Data records
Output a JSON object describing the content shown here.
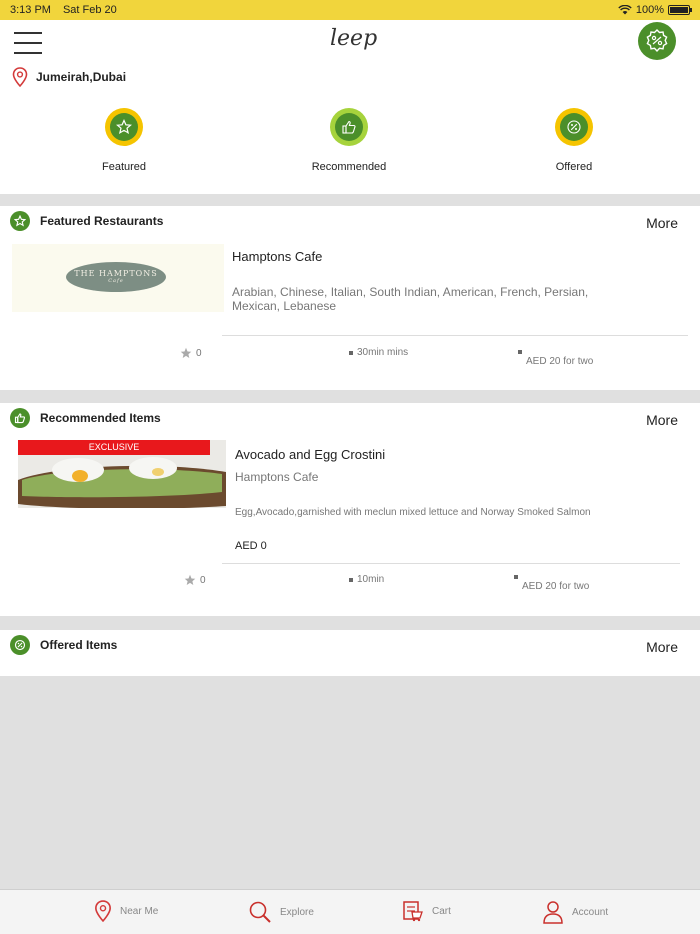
{
  "status": {
    "time": "3:13 PM",
    "date": "Sat Feb 20",
    "battery": "100%",
    "battery_level": 1.0
  },
  "app": {
    "logo": "leep"
  },
  "location": {
    "name": "Jumeirah,Dubai"
  },
  "categories": [
    {
      "label": "Featured",
      "icon": "star-icon",
      "ring": "#f5c400"
    },
    {
      "label": "Recommended",
      "icon": "thumbs-up-icon",
      "ring": "#a6d33c"
    },
    {
      "label": "Offered",
      "icon": "percent-badge-icon",
      "ring": "#f5c400"
    }
  ],
  "featured": {
    "title": "Featured Restaurants",
    "more": "More",
    "item": {
      "name": "Hamptons Cafe",
      "logo_text": "THE HAMPTONS",
      "logo_sub": "Cafe",
      "cuisines_line1": "Arabian, Chinese, Italian, South Indian, American, French, Persian,",
      "cuisines_line2": "Mexican, Lebanese",
      "rating": "0",
      "time": "30min mins",
      "price": "AED 20 for two"
    }
  },
  "recommended": {
    "title": "Recommended Items",
    "more": "More",
    "item": {
      "badge": "EXCLUSIVE",
      "name": "Avocado and Egg Crostini",
      "restaurant": "Hamptons Cafe",
      "description": "Egg,Avocado,garnished with meclun mixed lettuce and Norway Smoked Salmon",
      "price": "AED 0",
      "rating": "0",
      "time": "10min",
      "price_for_two": "AED 20 for two"
    }
  },
  "offered": {
    "title": "Offered Items",
    "more": "More"
  },
  "tabs": [
    {
      "label": "Near Me",
      "icon": "location-pin-icon"
    },
    {
      "label": "Explore",
      "icon": "search-icon"
    },
    {
      "label": "Cart",
      "icon": "cart-icon"
    },
    {
      "label": "Account",
      "icon": "user-icon"
    }
  ],
  "colors": {
    "accent": "#4b8f2a",
    "status_bar": "#f1d53c",
    "pin": "#d33a3a",
    "badge": "#e8181c"
  }
}
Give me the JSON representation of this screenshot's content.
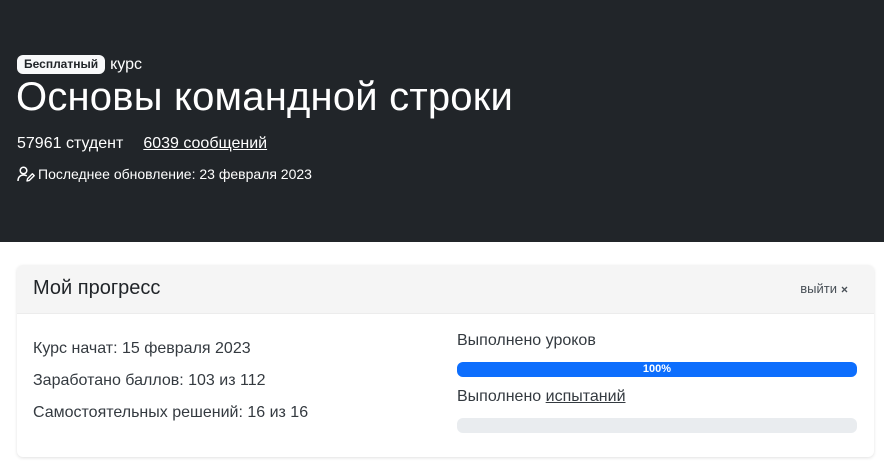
{
  "hero": {
    "badge": "Бесплатный",
    "course_word": "курс",
    "title": "Основы командной строки",
    "students": "57961 студент",
    "messages": "6039 сообщений",
    "last_update": "Последнее обновление: 23 февраля 2023"
  },
  "progress": {
    "title": "Мой прогресс",
    "exit_label": "выйти",
    "exit_icon": "close-icon",
    "course_started": "Курс начат: 15 февраля 2023",
    "points": "Заработано баллов: 103 из 112",
    "solutions": "Самостоятельных решений: 16 из 16",
    "lessons_label": "Выполнено уроков",
    "lessons_percent": 100,
    "lessons_percent_text": "100%",
    "challenges_prefix": "Выполнено ",
    "challenges_link": "испытаний",
    "challenges_percent": 0
  },
  "colors": {
    "hero_bg": "#212529",
    "accent": "#0d6efd"
  }
}
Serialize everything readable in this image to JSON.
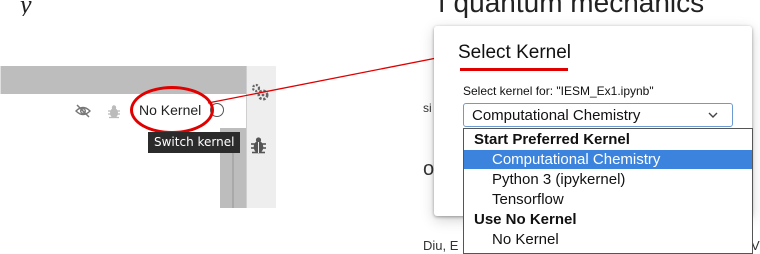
{
  "left_panel": {
    "kernel_name": "No Kernel",
    "tooltip": "Switch kernel",
    "icons": [
      "eye-off-icon",
      "bug-icon",
      "kernel-status-icon",
      "gear-icon",
      "bug-icon"
    ],
    "highlight_color": "#e00000"
  },
  "notebook_background": {
    "heading": "f quantum mechanics",
    "fragment_1": "si",
    "fragment_2": "o",
    "footer_left": "Diu, E",
    "footer_right": "V"
  },
  "dialog": {
    "title": "Select Kernel",
    "select_label": "Select kernel for: \"IESM_Ex1.ipynb\"",
    "selected_value": "Computational Chemistry",
    "options": [
      {
        "label": "Start Preferred Kernel",
        "type": "group"
      },
      {
        "label": "Computational Chemistry",
        "type": "item",
        "selected": true
      },
      {
        "label": "Python 3 (ipykernel)",
        "type": "item"
      },
      {
        "label": "Tensorflow",
        "type": "item"
      },
      {
        "label": "Use No Kernel",
        "type": "group"
      },
      {
        "label": "No Kernel",
        "type": "item"
      }
    ],
    "selected_color": "#3b83dd"
  }
}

AIM => Return every line of the records exactly as given, pictures excluded.

EXERCISE OUTPUT =>
Output a JSON object describing the content shown here.
{
  "status": {
    "time": "3:13 PM",
    "date": "Sat Feb 20",
    "battery": "100%",
    "battery_level": 1.0
  },
  "app": {
    "logo": "leep"
  },
  "location": {
    "name": "Jumeirah,Dubai"
  },
  "categories": [
    {
      "label": "Featured",
      "icon": "star-icon",
      "ring": "#f5c400"
    },
    {
      "label": "Recommended",
      "icon": "thumbs-up-icon",
      "ring": "#a6d33c"
    },
    {
      "label": "Offered",
      "icon": "percent-badge-icon",
      "ring": "#f5c400"
    }
  ],
  "featured": {
    "title": "Featured Restaurants",
    "more": "More",
    "item": {
      "name": "Hamptons Cafe",
      "logo_text": "THE HAMPTONS",
      "logo_sub": "Cafe",
      "cuisines_line1": "Arabian, Chinese, Italian, South Indian, American, French, Persian,",
      "cuisines_line2": "Mexican, Lebanese",
      "rating": "0",
      "time": "30min mins",
      "price": "AED 20 for two"
    }
  },
  "recommended": {
    "title": "Recommended Items",
    "more": "More",
    "item": {
      "badge": "EXCLUSIVE",
      "name": "Avocado and Egg Crostini",
      "restaurant": "Hamptons Cafe",
      "description": "Egg,Avocado,garnished with meclun mixed lettuce and Norway Smoked Salmon",
      "price": "AED 0",
      "rating": "0",
      "time": "10min",
      "price_for_two": "AED 20 for two"
    }
  },
  "offered": {
    "title": "Offered Items",
    "more": "More"
  },
  "tabs": [
    {
      "label": "Near Me",
      "icon": "location-pin-icon"
    },
    {
      "label": "Explore",
      "icon": "search-icon"
    },
    {
      "label": "Cart",
      "icon": "cart-icon"
    },
    {
      "label": "Account",
      "icon": "user-icon"
    }
  ],
  "colors": {
    "accent": "#4b8f2a",
    "status_bar": "#f1d53c",
    "pin": "#d33a3a",
    "badge": "#e8181c"
  }
}
Give me the JSON representation of this screenshot's content.
{
  "hero": {
    "badge": "Бесплатный",
    "course_word": "курс",
    "title": "Основы командной строки",
    "students": "57961 студент",
    "messages": "6039 сообщений",
    "last_update": "Последнее обновление: 23 февраля 2023"
  },
  "progress": {
    "title": "Мой прогресс",
    "exit_label": "выйти",
    "exit_icon": "close-icon",
    "course_started": "Курс начат: 15 февраля 2023",
    "points": "Заработано баллов: 103 из 112",
    "solutions": "Самостоятельных решений: 16 из 16",
    "lessons_label": "Выполнено уроков",
    "lessons_percent": 100,
    "lessons_percent_text": "100%",
    "challenges_prefix": "Выполнено ",
    "challenges_link": "испытаний",
    "challenges_percent": 0
  },
  "colors": {
    "hero_bg": "#212529",
    "accent": "#0d6efd"
  }
}
Serialize everything readable in this image to JSON.
{
  "left_panel": {
    "kernel_name": "No Kernel",
    "tooltip": "Switch kernel",
    "icons": [
      "eye-off-icon",
      "bug-icon",
      "kernel-status-icon",
      "gear-icon",
      "bug-icon"
    ],
    "highlight_color": "#e00000"
  },
  "notebook_background": {
    "heading": "f quantum mechanics",
    "fragment_1": "si",
    "fragment_2": "o",
    "footer_left": "Diu, E",
    "footer_right": "V"
  },
  "dialog": {
    "title": "Select Kernel",
    "select_label": "Select kernel for: \"IESM_Ex1.ipynb\"",
    "selected_value": "Computational Chemistry",
    "options": [
      {
        "label": "Start Preferred Kernel",
        "type": "group"
      },
      {
        "label": "Computational Chemistry",
        "type": "item",
        "selected": true
      },
      {
        "label": "Python 3 (ipykernel)",
        "type": "item"
      },
      {
        "label": "Tensorflow",
        "type": "item"
      },
      {
        "label": "Use No Kernel",
        "type": "group"
      },
      {
        "label": "No Kernel",
        "type": "item"
      }
    ],
    "selected_color": "#3b83dd"
  }
}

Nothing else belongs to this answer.